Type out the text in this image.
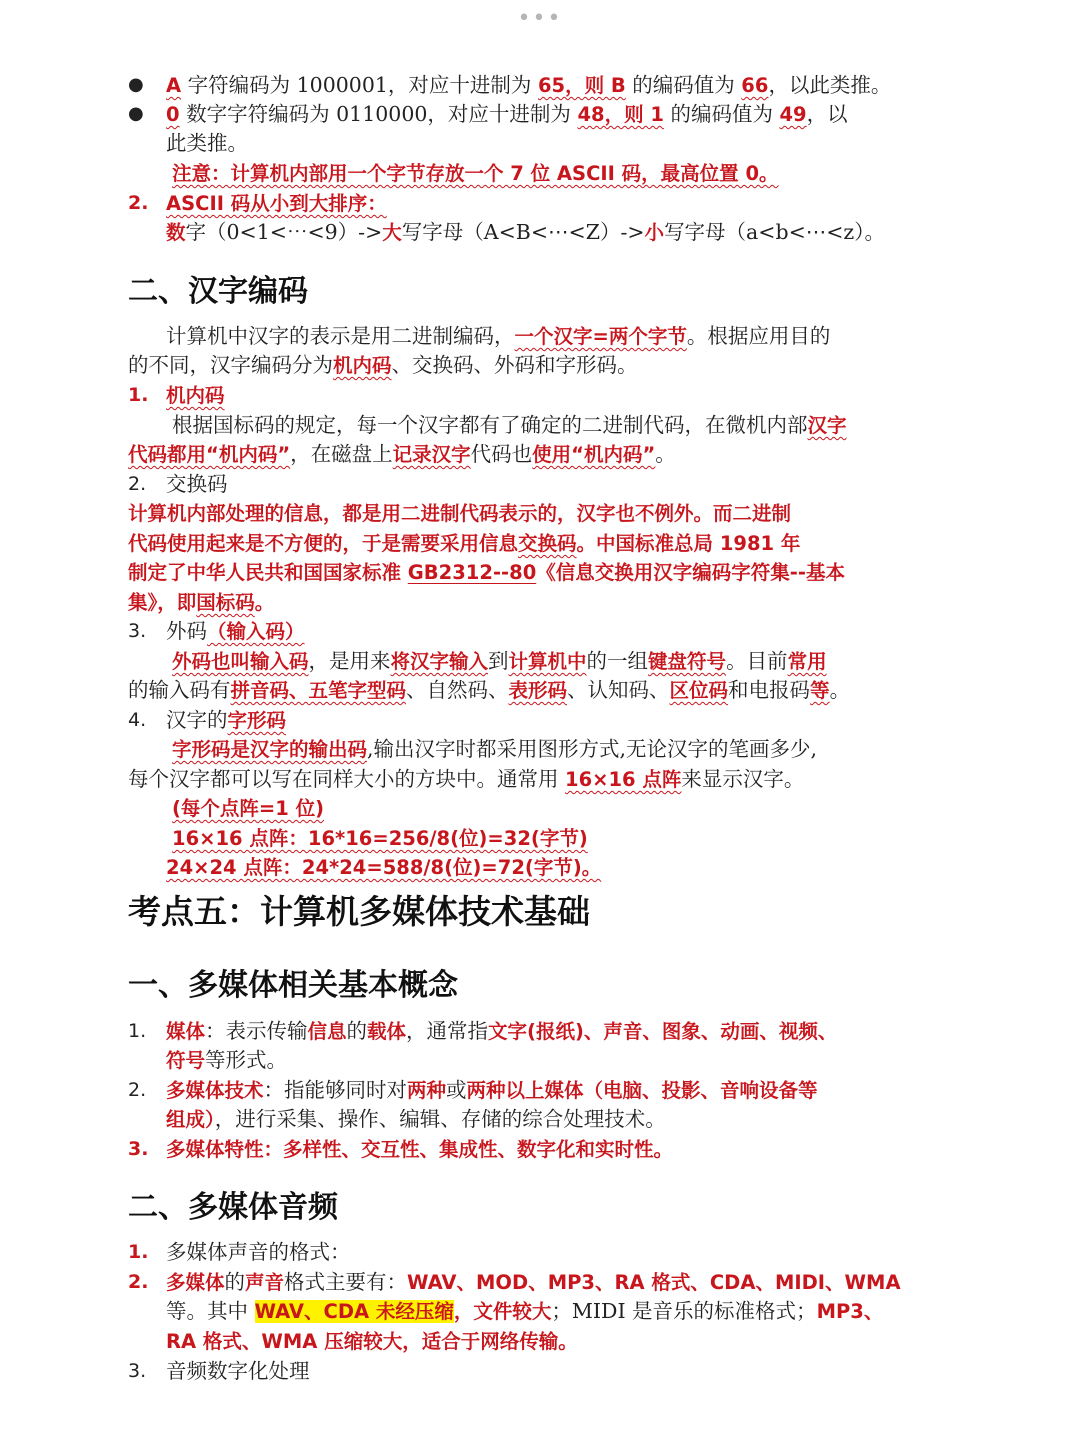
•••
● A 字符编码为 1000001，对应十进制为 65，则 B 的编码值为 66，以此类推。
● 0 数字字符编码为 0110000，对应十进制为 48，则 1 的编码值为 49，以
此类推。
注意：计算机内部用一个字节存放一个 7 位 ASCII 码，最高位置 0。
2. ASCII 码从小到大排序：
数字（0<1<⋯<9）->大写字母（A<B<⋯<Z）->小写字母（a<b<⋯<z）。
二、汉字编码
计算机中汉字的表示是用二进制编码，一个汉字=两个字节。根据应用目的
的不同，汉字编码分为机内码、交换码、外码和字形码。
1. 机内码
根据国标码的规定，每一个汉字都有了确定的二进制代码，在微机内部汉字
代码都用“机内码”，在磁盘上记录汉字代码也使用“机内码”。
2. 交换码
计算机内部处理的信息，都是用二进制代码表示的，汉字也不例外。而二进制
代码使用起来是不方便的，于是需要采用信息交换码。中国标准总局 1981 年
制定了中华人民共和国国家标准 GB2312--80《信息交换用汉字编码字符集--基本
集》，即国标码。
3. 外码（输入码）
外码也叫输入码，是用来将汉字输入到计算机中的一组键盘符号。目前常用
的输入码有拼音码、五笔字型码、自然码、表形码、认知码、区位码和电报码等。
4. 汉字的字形码
字形码是汉字的输出码,输出汉字时都采用图形方式,无论汉字的笔画多少,
每个汉字都可以写在同样大小的方块中。通常用 16×16 点阵来显示汉字。
(每个点阵=1 位)
16×16 点阵：16*16=256/8(位)=32(字节)
24×24 点阵：24*24=588/8(位)=72(字节)。
考点五：计算机多媒体技术基础
一、多媒体相关基本概念
1. 媒体：表示传输信息的载体，通常指文字(报纸)、声音、图象、动画、视频、
符号等形式。
2. 多媒体技术：指能够同时对两种或两种以上媒体（电脑、投影、音响设备等
组成），进行采集、操作、编辑、存储的综合处理技术。
3. 多媒体特性：多样性、交互性、集成性、数字化和实时性。
二、多媒体音频
1. 多媒体声音的格式：
2. 多媒体的声音格式主要有：WAV、MOD、MP3、RA 格式、CDA、MIDI、WMA
等。其中 WAV、CDA 未经压缩，文件较大；MIDI 是音乐的标准格式；MP3、
RA 格式、WMA 压缩较大，适合于网络传输。
3. 音频数字化处理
☆ ☆ ☆ ☆ ☆
Write out the material above again, word for word, minus its pictures.

Type out the text in this image.
•••
● A 字符编码为 1000001，对应十进制为 65，则 B 的编码值为 66，以此类推。
● 0 数字字符编码为 0110000，对应十进制为 48，则 1 的编码值为 49，以
此类推。
注意：计算机内部用一个字节存放一个 7 位 ASCII 码，最高位置 0。
2. ASCII 码从小到大排序：
数字（0<1<⋯<9）->大写字母（A<B<⋯<Z）->小写字母（a<b<⋯<z）。
二、汉字编码
计算机中汉字的表示是用二进制编码，一个汉字=两个字节。根据应用目的
的不同，汉字编码分为机内码、交换码、外码和字形码。
1. 机内码
根据国标码的规定，每一个汉字都有了确定的二进制代码，在微机内部汉字
代码都用“机内码”，在磁盘上记录汉字代码也使用“机内码”。
2. 交换码
计算机内部处理的信息，都是用二进制代码表示的，汉字也不例外。而二进制
代码使用起来是不方便的，于是需要采用信息交换码。中国标准总局 1981 年
制定了中华人民共和国国家标准 GB2312--80《信息交换用汉字编码字符集--基本
集》，即国标码。
3. 外码（输入码）
外码也叫输入码，是用来将汉字输入到计算机中的一组键盘符号。目前常用
的输入码有拼音码、五笔字型码、自然码、表形码、认知码、区位码和电报码等。
4. 汉字的字形码
字形码是汉字的输出码,输出汉字时都采用图形方式,无论汉字的笔画多少,
每个汉字都可以写在同样大小的方块中。通常用 16×16 点阵来显示汉字。
(每个点阵=1 位)
16×16 点阵：16*16=256/8(位)=32(字节)
24×24 点阵：24*24=588/8(位)=72(字节)。
考点五：计算机多媒体技术基础
一、多媒体相关基本概念
1. 媒体：表示传输信息的载体，通常指文字(报纸)、声音、图象、动画、视频、
符号等形式。
2. 多媒体技术：指能够同时对两种或两种以上媒体（电脑、投影、音响设备等
组成），进行采集、操作、编辑、存储的综合处理技术。
3. 多媒体特性：多样性、交互性、集成性、数字化和实时性。
二、多媒体音频
1. 多媒体声音的格式：
2. 多媒体的声音格式主要有：WAV、MOD、MP3、RA 格式、CDA、MIDI、WMA
等。其中 WAV、CDA 未经压缩，文件较大；MIDI 是音乐的标准格式；MP3、
RA 格式、WMA 压缩较大，适合于网络传输。
3. 音频数字化处理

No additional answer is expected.